>> begin Task inputs

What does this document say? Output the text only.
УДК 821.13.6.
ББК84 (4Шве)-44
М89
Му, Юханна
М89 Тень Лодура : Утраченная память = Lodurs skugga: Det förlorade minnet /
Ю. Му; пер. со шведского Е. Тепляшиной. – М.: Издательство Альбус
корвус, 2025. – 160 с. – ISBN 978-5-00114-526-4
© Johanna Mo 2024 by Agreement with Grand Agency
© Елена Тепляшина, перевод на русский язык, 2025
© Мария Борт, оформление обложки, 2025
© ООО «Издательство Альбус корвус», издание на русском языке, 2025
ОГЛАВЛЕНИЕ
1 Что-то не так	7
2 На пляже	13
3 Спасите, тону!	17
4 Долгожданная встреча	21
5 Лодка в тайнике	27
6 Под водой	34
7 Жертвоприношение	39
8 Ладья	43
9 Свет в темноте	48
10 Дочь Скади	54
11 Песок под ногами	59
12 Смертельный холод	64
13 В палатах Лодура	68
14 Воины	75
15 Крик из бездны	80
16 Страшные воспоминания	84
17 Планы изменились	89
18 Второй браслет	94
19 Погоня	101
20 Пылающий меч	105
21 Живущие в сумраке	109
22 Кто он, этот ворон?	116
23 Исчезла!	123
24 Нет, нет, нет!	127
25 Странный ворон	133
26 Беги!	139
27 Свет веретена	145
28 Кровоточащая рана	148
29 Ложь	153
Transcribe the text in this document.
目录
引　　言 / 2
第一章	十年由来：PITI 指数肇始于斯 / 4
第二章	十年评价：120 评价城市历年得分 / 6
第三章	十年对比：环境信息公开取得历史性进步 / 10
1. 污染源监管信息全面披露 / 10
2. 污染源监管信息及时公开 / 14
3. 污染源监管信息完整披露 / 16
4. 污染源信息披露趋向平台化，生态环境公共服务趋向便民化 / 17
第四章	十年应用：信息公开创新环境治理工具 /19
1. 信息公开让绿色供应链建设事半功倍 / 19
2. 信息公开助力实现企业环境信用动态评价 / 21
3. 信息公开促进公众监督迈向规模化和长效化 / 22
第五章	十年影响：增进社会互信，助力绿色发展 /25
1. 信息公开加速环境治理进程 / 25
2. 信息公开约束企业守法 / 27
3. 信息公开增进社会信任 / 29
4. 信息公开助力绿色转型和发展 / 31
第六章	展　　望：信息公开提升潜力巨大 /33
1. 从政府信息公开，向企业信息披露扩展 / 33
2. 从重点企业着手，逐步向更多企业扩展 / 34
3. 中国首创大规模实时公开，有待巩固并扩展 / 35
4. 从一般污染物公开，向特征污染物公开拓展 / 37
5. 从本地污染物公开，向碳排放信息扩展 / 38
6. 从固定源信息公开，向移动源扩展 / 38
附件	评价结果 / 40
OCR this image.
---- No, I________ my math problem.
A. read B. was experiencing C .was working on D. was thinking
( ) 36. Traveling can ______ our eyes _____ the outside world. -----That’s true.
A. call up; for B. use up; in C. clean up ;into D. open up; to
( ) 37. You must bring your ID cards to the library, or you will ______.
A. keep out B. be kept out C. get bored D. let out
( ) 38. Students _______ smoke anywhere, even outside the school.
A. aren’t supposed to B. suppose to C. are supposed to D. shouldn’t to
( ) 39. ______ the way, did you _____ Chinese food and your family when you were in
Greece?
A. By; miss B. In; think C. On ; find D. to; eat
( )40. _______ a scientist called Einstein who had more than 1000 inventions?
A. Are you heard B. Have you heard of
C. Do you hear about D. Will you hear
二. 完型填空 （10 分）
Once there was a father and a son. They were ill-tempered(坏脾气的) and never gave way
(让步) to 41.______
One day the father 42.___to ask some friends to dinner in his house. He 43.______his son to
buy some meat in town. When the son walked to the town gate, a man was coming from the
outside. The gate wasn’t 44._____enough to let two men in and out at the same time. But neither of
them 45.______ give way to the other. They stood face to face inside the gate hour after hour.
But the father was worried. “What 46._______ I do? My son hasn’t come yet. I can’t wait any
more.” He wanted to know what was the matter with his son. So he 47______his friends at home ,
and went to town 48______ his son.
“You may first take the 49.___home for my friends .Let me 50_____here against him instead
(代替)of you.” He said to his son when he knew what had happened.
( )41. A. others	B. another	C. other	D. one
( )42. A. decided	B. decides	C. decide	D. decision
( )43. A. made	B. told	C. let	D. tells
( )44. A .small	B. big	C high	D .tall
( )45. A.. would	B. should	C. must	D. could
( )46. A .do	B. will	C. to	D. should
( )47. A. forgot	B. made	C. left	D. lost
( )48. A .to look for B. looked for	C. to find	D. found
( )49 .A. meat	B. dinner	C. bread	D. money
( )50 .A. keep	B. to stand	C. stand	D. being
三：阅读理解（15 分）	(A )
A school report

>> end Task inputs

#### Task instructions
Look over the listing above. Pick out and copy every line that includes "friends".

#### Worked answer
One day the father 42.___to ask some friends to dinner in his house. He 43.______his son to
more.” He wanted to know what was the matter with his son. So he 47______his friends at home ,
“You may first take the 49.___home for my friends .Let me 50_____here against him instead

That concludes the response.